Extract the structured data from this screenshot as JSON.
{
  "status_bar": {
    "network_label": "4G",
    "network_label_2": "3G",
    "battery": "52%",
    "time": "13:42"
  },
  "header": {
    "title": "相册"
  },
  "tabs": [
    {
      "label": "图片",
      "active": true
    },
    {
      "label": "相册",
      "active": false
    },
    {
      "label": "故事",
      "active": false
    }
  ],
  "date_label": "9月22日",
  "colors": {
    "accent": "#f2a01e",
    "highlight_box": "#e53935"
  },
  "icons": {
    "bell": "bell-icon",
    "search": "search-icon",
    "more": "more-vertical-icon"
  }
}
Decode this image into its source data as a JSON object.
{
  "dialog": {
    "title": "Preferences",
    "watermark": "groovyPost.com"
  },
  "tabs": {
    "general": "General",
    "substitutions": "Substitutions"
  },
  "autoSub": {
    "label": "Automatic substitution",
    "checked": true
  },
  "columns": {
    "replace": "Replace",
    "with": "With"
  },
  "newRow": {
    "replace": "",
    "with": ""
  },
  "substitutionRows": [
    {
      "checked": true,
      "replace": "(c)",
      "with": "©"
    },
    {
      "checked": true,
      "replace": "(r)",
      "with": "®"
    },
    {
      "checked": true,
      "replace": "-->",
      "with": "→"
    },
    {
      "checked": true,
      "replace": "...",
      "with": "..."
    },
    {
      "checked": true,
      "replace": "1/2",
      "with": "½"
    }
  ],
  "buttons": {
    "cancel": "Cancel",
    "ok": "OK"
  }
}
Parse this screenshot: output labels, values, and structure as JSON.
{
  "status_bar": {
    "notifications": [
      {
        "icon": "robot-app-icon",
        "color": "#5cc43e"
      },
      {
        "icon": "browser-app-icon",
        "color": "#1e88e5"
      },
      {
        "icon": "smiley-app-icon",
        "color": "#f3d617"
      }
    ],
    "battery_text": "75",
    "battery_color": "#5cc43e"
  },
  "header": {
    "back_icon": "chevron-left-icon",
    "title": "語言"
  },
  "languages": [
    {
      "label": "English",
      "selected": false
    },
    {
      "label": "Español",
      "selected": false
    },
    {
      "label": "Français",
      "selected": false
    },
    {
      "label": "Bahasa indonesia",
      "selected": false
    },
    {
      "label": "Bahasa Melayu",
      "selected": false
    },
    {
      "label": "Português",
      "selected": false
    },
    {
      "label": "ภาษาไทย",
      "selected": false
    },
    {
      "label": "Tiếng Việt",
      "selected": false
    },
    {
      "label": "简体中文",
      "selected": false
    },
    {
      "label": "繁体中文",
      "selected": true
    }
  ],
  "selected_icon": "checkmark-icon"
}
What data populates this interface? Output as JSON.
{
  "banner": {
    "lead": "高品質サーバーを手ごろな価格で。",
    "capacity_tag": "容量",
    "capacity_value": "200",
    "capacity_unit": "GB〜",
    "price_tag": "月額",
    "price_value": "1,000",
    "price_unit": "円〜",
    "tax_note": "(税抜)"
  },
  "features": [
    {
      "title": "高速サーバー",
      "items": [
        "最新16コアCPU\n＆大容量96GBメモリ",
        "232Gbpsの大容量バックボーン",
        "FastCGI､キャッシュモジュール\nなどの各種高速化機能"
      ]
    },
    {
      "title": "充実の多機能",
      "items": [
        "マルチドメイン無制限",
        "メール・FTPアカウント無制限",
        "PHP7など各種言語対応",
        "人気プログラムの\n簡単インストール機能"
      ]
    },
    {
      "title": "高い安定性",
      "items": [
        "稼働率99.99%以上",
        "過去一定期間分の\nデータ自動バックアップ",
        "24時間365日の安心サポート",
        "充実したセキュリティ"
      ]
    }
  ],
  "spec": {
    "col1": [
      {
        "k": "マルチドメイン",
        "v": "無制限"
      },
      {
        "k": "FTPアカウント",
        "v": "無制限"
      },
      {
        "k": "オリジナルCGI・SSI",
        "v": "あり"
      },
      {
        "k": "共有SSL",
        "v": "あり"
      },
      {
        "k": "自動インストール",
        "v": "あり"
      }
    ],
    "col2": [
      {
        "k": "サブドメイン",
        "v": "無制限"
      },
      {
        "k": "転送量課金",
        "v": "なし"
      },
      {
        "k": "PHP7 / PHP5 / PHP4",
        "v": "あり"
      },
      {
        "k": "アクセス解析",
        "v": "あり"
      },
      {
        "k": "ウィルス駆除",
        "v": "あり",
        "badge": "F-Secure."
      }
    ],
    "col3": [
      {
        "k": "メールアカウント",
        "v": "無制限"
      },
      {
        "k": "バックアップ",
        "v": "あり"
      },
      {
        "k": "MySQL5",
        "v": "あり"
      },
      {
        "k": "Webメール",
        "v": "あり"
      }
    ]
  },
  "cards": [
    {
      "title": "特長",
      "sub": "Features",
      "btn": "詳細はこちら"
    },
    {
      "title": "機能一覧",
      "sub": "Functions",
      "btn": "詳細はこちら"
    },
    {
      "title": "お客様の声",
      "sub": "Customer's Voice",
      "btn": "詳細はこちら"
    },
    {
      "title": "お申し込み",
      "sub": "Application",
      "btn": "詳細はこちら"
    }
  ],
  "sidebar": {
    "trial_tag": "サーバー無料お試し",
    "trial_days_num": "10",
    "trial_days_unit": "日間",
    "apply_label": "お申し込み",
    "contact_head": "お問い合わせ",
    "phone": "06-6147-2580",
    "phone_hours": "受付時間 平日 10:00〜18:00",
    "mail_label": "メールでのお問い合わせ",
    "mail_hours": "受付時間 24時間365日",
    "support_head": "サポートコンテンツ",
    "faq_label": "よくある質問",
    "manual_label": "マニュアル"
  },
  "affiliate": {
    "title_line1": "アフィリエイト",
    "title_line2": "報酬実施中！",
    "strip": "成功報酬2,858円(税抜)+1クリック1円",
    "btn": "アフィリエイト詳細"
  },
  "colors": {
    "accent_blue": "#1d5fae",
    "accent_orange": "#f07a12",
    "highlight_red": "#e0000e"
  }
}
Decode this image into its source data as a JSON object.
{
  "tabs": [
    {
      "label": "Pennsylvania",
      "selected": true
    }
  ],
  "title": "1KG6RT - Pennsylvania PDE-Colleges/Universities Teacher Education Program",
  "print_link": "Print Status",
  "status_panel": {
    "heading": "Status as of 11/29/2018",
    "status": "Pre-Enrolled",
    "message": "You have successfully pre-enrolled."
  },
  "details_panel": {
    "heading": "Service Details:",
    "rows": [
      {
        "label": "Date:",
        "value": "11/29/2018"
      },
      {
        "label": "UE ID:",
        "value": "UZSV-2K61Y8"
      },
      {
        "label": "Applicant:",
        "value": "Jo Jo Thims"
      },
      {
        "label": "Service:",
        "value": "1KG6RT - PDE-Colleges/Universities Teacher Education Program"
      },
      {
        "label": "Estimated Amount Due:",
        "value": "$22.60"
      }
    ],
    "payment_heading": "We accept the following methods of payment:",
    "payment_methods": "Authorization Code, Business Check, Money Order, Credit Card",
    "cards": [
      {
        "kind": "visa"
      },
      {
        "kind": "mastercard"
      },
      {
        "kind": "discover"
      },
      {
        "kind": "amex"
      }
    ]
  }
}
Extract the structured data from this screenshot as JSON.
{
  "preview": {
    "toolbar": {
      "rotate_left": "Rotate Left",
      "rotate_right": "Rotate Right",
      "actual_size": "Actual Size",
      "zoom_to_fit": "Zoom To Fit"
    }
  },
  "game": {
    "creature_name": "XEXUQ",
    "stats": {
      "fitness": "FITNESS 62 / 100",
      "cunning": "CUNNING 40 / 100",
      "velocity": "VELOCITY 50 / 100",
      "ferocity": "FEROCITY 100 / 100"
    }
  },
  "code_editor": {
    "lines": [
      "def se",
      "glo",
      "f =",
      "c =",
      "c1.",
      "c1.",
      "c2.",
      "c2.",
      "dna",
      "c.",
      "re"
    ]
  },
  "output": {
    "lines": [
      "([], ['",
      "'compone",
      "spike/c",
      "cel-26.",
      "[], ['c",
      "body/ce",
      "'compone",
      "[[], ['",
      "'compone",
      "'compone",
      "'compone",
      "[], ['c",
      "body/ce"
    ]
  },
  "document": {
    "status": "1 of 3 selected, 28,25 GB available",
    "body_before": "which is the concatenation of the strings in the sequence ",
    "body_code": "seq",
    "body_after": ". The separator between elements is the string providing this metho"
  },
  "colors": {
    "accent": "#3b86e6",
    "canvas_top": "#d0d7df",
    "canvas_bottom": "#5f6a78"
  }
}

=-=-=-=-=

Written task:
State how many lines in the records above contain the word "this", giving only the number.

Answer to the task:
7